Records from a data collection ->
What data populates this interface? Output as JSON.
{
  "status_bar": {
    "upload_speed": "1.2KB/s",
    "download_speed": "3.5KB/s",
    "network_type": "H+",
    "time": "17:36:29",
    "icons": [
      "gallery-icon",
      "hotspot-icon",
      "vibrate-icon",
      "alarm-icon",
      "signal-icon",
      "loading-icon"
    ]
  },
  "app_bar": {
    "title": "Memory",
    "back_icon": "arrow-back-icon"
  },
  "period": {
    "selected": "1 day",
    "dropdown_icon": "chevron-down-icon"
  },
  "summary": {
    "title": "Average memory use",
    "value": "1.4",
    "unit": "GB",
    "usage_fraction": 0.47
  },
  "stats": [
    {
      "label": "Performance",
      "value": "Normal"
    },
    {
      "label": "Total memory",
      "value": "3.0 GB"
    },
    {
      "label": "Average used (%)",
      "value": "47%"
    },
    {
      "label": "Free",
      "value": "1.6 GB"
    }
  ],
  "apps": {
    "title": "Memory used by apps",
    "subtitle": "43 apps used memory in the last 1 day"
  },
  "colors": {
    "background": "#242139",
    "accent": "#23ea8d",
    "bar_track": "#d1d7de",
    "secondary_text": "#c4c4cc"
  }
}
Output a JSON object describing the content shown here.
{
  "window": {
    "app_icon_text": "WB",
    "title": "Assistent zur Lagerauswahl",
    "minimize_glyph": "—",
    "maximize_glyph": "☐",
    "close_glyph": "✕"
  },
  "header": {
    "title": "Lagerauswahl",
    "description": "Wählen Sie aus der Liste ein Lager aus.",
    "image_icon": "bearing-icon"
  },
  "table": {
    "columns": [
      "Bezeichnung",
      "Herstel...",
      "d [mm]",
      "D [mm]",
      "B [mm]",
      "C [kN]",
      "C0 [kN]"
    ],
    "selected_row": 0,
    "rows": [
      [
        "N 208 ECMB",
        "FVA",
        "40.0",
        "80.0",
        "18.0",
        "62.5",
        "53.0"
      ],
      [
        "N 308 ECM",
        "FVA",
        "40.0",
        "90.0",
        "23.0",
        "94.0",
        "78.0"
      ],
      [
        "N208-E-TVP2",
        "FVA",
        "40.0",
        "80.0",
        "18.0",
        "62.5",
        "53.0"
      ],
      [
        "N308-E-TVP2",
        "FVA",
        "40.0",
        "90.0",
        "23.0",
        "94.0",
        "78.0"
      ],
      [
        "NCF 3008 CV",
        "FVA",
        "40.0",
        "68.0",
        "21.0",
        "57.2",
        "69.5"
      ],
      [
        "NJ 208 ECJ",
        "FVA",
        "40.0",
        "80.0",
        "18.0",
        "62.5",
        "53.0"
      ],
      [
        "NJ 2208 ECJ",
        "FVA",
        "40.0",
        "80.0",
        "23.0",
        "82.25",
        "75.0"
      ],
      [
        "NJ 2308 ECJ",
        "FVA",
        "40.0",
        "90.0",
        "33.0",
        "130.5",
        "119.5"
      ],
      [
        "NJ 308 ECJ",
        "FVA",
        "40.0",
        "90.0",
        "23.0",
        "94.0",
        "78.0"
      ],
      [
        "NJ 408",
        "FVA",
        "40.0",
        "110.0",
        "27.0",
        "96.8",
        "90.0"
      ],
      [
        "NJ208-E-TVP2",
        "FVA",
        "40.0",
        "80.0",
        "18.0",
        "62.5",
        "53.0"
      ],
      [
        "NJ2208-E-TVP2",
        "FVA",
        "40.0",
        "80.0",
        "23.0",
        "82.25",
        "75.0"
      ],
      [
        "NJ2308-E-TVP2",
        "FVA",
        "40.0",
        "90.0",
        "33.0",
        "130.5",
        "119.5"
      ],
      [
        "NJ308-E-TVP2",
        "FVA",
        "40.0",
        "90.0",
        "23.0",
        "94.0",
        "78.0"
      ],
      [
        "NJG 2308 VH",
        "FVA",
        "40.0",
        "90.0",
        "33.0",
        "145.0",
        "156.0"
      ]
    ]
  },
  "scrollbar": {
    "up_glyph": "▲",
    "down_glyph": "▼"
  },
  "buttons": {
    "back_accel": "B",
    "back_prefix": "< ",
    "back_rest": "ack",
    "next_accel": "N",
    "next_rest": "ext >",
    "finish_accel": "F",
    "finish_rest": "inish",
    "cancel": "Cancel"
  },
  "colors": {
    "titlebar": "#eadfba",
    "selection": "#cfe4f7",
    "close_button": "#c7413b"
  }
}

Your goal ->
Note each line of the entries that has "label" in it, and copy those lines.

Output of the exercise ->
      "label": "Performance",
      "label": "Total memory",
      "label": "Average used (%)",
      "label": "Free",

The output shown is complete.